### DOSTARCZONY TEKST
◇ ◇ ◇

Smartfony

Jeżeli zawiedliście się na Xiaomi Redmi 5A to Redmi 5 z pewnością Wam się spodoba

Albert Lewandowski
Jeżeli zawiedliście się na Xiaomi Redmi 5A to Redmi 5 z pewnością Wam się spodoba
Reklama

Premiera Xiaomi Redmi 5A stanowiła dla wielu osób zawód, ponieważ spodziewali się, że w nowym modelu Chińczycy wprowadzą więcej zmian. Tymczasem otrzymaliśmy bardzo zbliżony produkt do 4A. Jednak warto jeszcze chwilę poczekać na kolejnego przedstawiciela tej serii, który zaoferuje już znacznie więcej.

Premiera Xiaomi Redmi 5A stanowiła dla wielu osób zawód, ponieważ spodziewali się, że w nowym modelu Chińczycy wprowadzą więcej zmian. Tymczasem otrzymaliśmy bardzo zbliżony produkt do 4A. Jednak warto jeszcze chwilę poczekać na kolejnego przedstawiciela tej serii, który zaoferuje już znacznie więcej.

Reklama

Jak wszyscy to wszyscy

Xiaomi postanowiło w nadchodzącym Redmi 5 lub 5X postawić na ekran o proporcjach 2:1 (18:9). Ma on mieć rozdzielczość 1440 x 720 pikseli. Niestety, będzie legitymował się przy tym przekątną 5,7 cala, co z pewnością nie przypadnie do gustu osobom poszukującym smartfona ze znacznie mniejszym wyświetlaczem. Z drugiej jednak strony popularność takich większych konstrukcji ciągle rośnie.

 

Skąd mamy te wszystkie wiadomości o Redmi 5? Otóż model ten pojawił się w TENAA, chińskiej organizacji certyfikującej urządzenia, która to stanowi niezawodne źródło informacji. Nowe Xiaomi zostanie wyposażone nawet w Snapdragona 450. Jest on nieco słabszym Snapdragonem 625, jednak dzięki ośmiu rdzeniom ARM Cortex A53 1,8 GHz i grafice Adreno 506 będzie szybszy o 25 % od Redmi 4X. W sprzedaży standardowo pojawią się trzy warianty z różnymi ilościami RAM-u oraz pamięci wbudowanej: 2/16, 3/32 oraz 4/64 GB.

◇ ◇ ◇

### ZAREJESTROWANE DANE
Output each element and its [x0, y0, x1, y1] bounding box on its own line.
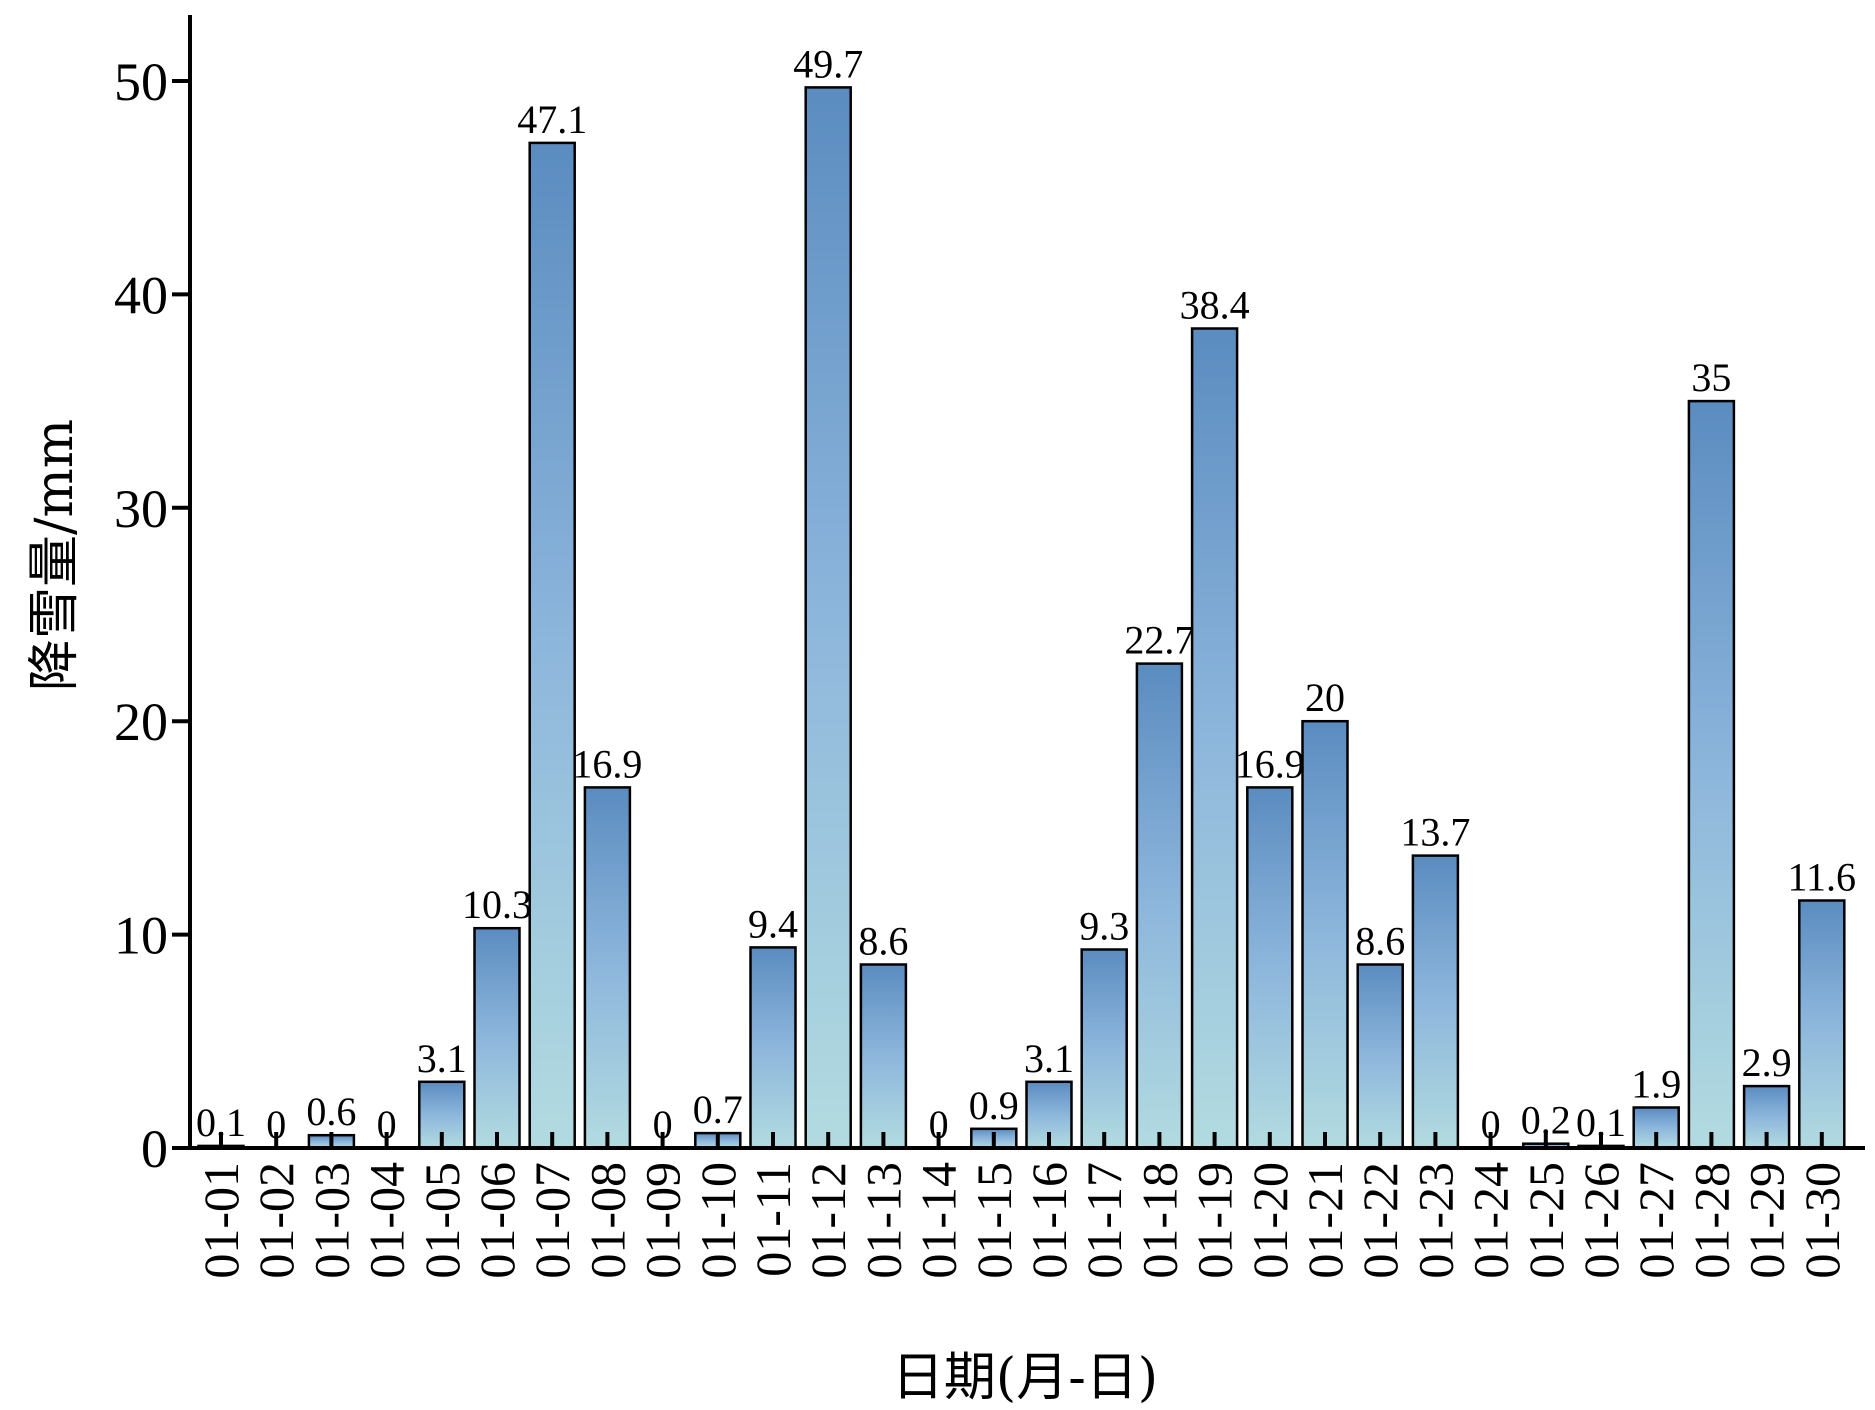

◇ ◇ ◇

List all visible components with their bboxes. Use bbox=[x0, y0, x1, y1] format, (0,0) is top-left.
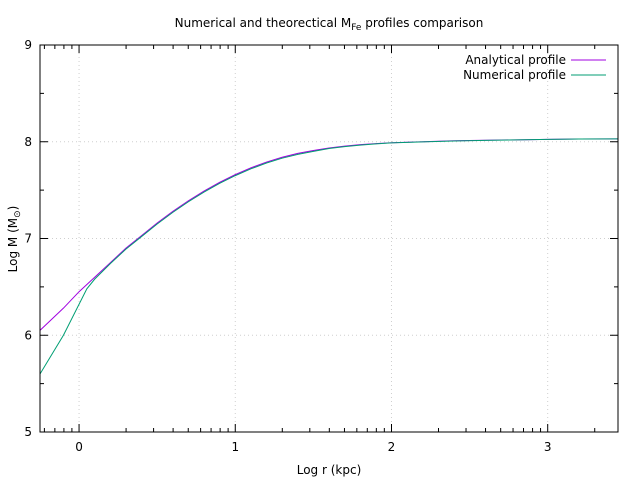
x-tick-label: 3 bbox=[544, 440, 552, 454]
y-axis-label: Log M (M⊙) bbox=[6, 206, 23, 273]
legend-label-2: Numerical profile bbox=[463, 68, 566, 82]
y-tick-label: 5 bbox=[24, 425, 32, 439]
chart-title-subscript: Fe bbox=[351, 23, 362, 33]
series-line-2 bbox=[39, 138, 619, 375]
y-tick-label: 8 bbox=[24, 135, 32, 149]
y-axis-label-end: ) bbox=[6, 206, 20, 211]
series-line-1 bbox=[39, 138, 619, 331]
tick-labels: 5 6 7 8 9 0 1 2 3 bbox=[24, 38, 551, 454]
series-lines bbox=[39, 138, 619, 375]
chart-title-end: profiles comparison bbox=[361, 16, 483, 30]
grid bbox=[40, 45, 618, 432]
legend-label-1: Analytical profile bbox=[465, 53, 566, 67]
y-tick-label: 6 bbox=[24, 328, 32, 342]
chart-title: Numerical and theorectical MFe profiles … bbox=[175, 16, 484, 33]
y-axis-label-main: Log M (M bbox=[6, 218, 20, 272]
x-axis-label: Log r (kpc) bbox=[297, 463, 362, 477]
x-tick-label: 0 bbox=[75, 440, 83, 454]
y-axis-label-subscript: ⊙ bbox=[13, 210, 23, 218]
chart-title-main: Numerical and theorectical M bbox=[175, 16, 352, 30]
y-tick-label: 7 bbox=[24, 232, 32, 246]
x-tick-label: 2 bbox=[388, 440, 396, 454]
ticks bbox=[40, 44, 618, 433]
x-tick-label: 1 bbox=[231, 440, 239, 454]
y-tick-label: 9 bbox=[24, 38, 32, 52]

◇ ◇ ◇

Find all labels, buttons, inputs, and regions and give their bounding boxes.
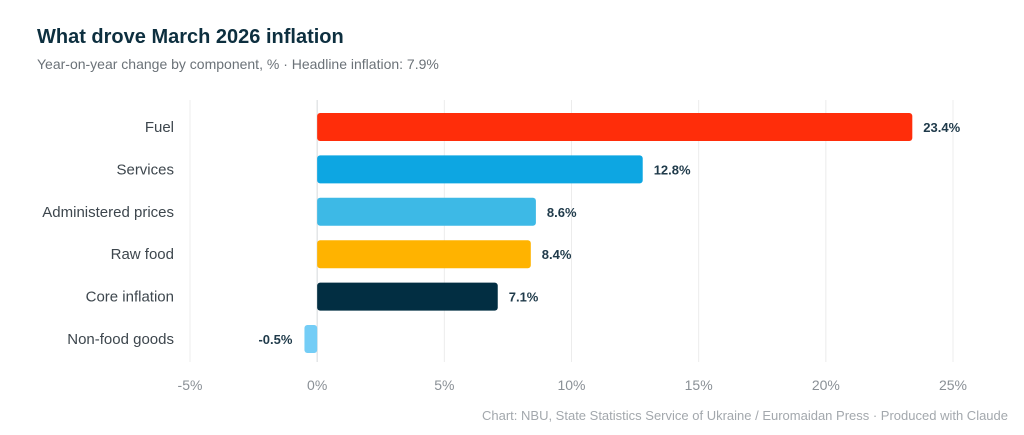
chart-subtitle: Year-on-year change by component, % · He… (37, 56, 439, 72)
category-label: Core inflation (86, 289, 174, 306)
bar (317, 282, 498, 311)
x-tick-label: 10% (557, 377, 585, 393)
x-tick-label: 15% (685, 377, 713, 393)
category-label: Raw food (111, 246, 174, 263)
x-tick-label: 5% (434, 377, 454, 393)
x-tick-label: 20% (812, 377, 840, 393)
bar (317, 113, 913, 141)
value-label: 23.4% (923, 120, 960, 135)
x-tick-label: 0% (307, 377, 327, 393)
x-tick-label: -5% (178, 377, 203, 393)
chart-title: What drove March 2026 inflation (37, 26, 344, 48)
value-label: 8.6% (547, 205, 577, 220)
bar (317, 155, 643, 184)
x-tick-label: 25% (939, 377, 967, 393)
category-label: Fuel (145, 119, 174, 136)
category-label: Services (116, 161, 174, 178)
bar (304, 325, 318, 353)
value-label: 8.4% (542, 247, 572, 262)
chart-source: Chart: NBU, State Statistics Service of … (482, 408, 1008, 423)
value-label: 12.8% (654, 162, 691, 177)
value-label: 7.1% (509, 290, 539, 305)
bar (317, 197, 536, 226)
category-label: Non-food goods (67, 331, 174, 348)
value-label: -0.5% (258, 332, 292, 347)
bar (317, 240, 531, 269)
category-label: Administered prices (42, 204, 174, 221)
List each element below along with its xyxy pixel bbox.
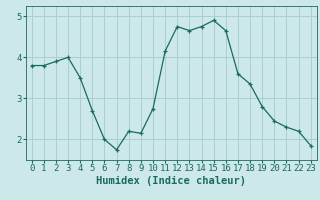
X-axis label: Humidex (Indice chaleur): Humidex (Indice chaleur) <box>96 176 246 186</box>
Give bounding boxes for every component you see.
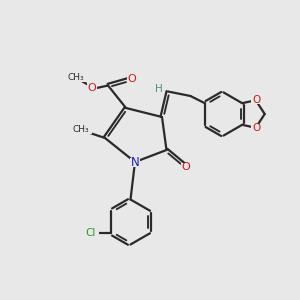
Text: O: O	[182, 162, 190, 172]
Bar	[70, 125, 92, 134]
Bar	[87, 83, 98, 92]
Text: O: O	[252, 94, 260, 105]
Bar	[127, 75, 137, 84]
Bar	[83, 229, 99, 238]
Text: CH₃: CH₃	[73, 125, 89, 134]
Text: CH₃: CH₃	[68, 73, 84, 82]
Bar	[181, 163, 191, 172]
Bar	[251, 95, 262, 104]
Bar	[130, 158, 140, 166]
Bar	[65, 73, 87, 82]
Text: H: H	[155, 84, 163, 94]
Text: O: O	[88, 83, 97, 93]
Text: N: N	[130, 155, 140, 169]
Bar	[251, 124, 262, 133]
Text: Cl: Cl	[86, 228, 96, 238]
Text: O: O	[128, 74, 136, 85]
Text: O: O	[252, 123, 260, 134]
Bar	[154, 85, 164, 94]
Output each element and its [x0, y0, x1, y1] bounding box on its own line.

◇ ◇ ◇

### ZESTAW ZADAŃ
1/ Przedstaw w formie listy akapit artykułu o Redmi 5 zaczynający się od słów „Skąd mamy te wszystkie wiadomości”, zachowując jego najważniejsze fakty.
2/ Wypisz wszystkie modele telefonów Xiaomi, których nazwy padają w artykule o Redmi 5.
3/ Proszę, poprowadź dalej artykuł o Redmi 5, zaczynając tuż po jego ostatnim zdaniu.

### ODPOWIEDZI DO ĆWICZEŃ
1/
- Informacje o Redmi 5 pochodzą z TENAA, chińskiej organizacji certyfikującej urządzenia, która jest niezawodnym źródłem.
- Telefon zostanie wyposażony nawet w Snapdragona 450, nieco słabszą wersję Snapdragona 625.
- Układ ma osiem rdzeni ARM Cortex A53 1,8 GHz i grafikę Adreno 506, dzięki czemu będzie o 25% szybszy od Redmi 4X.
- W sprzedaży pojawią się trzy warianty pamięci RAM i wbudowanej: 2/16, 3/32 oraz 4/64 GB.

2/
- Redmi 5A
- 4A
- Redmi 5
- Redmi 5X
- Redmi 4X

3/
Na to czekamy

Wygląd urządzenia nie będzie różnił się znacząco od tego, co już znamy z serii Redmi. Mimo wszystko przód zajęty w głównej mierze przez ekran wygląda naprawdę dobrze. Z tyłu naturalnie pojawi się skaner linii papilarnych. Wbudowany akumulator ma mieć pojemność 3200 mAh, co wydaje się być dziwnym posunięciem w obliczu 4X z baterią 4100 mAh. Chyba że Chińczycy stworzą jeszcze kolejny sprzęt, ale z już większym ogniwem. Na razie to pozostaje owiane tajemnicą.

Na pokładzie preinstalowany będzie MIUI 9 z Androidem 7.1.2. Nougat. Za dobre jakościowo zdjęcia mają odpowiadać dwa aparaty: tylny 12 oraz przedni 5 Mpix i zapewne są to dokładnie te same moduły, co w Mi Max 2. Moim zdaniem zapowiada się świetny smartfon z niższej półki. Jeżeli nie będzie kosztował więcej niż 700-800 złotych w Polsce, zostanie hitem sprzedaży, ale na razie musimy poczekać jeszcze do oficjalnej premiery.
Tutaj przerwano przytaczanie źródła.